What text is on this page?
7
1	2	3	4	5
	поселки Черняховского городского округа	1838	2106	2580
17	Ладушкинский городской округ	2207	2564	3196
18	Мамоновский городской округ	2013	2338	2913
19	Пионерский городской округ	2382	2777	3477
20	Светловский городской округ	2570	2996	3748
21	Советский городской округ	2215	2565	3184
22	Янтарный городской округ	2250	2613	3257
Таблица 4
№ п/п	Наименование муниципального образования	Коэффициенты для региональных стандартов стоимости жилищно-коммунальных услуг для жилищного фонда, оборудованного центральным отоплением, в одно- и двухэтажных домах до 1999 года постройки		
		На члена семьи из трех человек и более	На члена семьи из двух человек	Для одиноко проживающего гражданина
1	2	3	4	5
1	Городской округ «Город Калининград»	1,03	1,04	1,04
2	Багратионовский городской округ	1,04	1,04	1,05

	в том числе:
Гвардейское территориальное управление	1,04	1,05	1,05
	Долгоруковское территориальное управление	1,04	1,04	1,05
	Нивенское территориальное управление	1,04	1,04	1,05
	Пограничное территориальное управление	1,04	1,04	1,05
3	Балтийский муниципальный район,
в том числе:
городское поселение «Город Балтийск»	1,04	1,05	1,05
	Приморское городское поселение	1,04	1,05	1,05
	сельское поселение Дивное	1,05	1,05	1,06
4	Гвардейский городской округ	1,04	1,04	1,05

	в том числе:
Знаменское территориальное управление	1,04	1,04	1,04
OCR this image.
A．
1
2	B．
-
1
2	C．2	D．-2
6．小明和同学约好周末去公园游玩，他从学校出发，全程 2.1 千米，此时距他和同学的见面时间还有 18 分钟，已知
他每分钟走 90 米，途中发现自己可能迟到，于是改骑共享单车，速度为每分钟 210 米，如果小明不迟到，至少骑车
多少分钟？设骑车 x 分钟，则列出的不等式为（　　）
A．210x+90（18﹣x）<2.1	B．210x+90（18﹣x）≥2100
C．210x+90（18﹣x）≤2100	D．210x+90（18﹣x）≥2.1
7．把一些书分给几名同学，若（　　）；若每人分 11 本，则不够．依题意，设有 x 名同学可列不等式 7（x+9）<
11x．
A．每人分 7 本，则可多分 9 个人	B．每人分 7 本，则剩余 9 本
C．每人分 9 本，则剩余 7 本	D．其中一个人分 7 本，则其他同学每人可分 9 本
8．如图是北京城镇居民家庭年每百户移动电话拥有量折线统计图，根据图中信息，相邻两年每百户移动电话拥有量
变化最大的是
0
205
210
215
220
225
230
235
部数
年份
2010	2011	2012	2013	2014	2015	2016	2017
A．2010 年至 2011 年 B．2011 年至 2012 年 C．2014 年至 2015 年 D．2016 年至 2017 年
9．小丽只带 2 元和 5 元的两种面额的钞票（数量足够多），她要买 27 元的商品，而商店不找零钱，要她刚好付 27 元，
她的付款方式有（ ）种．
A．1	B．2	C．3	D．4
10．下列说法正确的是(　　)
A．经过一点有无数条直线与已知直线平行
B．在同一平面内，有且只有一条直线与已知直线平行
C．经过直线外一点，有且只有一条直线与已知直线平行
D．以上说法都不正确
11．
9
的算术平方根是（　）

■ Task statement
Your task is to print the whole listing again exactly.

■ Result for this task
What text is on this page?
7
1	2	3	4	5
	поселки Черняховского городского округа	1838	2106	2580
17	Ладушкинский городской округ	2207	2564	3196
18	Мамоновский городской округ	2013	2338	2913
19	Пионерский городской округ	2382	2777	3477
20	Светловский городской округ	2570	2996	3748
21	Советский городской округ	2215	2565	3184
22	Янтарный городской округ	2250	2613	3257
Таблица 4
№ п/п	Наименование муниципального образования	Коэффициенты для региональных стандартов стоимости жилищно-коммунальных услуг для жилищного фонда, оборудованного центральным отоплением, в одно- и двухэтажных домах до 1999 года постройки		
		На члена семьи из трех человек и более	На члена семьи из двух человек	Для одиноко проживающего гражданина
1	2	3	4	5
1	Городской округ «Город Калининград»	1,03	1,04	1,04
2	Багратионовский городской округ	1,04	1,04	1,05

	в том числе:
Гвардейское территориальное управление	1,04	1,05	1,05
	Долгоруковское территориальное управление	1,04	1,04	1,05
	Нивенское территориальное управление	1,04	1,04	1,05
	Пограничное территориальное управление	1,04	1,04	1,05
3	Балтийский муниципальный район,
в том числе:
городское поселение «Город Балтийск»	1,04	1,05	1,05
	Приморское городское поселение	1,04	1,05	1,05
	сельское поселение Дивное	1,05	1,05	1,06
4	Гвардейский городской округ	1,04	1,04	1,05

	в том числе:
Знаменское территориальное управление	1,04	1,04	1,04
OCR this image.
A．
1
2	B．
-
1
2	C．2	D．-2
6．小明和同学约好周末去公园游玩，他从学校出发，全程 2.1 千米，此时距他和同学的见面时间还有 18 分钟，已知
他每分钟走 90 米，途中发现自己可能迟到，于是改骑共享单车，速度为每分钟 210 米，如果小明不迟到，至少骑车
多少分钟？设骑车 x 分钟，则列出的不等式为（　　）
A．210x+90（18﹣x）<2.1	B．210x+90（18﹣x）≥2100
C．210x+90（18﹣x）≤2100	D．210x+90（18﹣x）≥2.1
7．把一些书分给几名同学，若（　　）；若每人分 11 本，则不够．依题意，设有 x 名同学可列不等式 7（x+9）<
11x．
A．每人分 7 本，则可多分 9 个人	B．每人分 7 本，则剩余 9 本
C．每人分 9 本，则剩余 7 本	D．其中一个人分 7 本，则其他同学每人可分 9 本
8．如图是北京城镇居民家庭年每百户移动电话拥有量折线统计图，根据图中信息，相邻两年每百户移动电话拥有量
变化最大的是
0
205
210
215
220
225
230
235
部数
年份
2010	2011	2012	2013	2014	2015	2016	2017
A．2010 年至 2011 年 B．2011 年至 2012 年 C．2014 年至 2015 年 D．2016 年至 2017 年
9．小丽只带 2 元和 5 元的两种面额的钞票（数量足够多），她要买 27 元的商品，而商店不找零钱，要她刚好付 27 元，
她的付款方式有（ ）种．
A．1	B．2	C．3	D．4
10．下列说法正确的是(　　)
A．经过一点有无数条直线与已知直线平行
B．在同一平面内，有且只有一条直线与已知直线平行
C．经过直线外一点，有且只有一条直线与已知直线平行
D．以上说法都不正确
11．
9
的算术平方根是（　）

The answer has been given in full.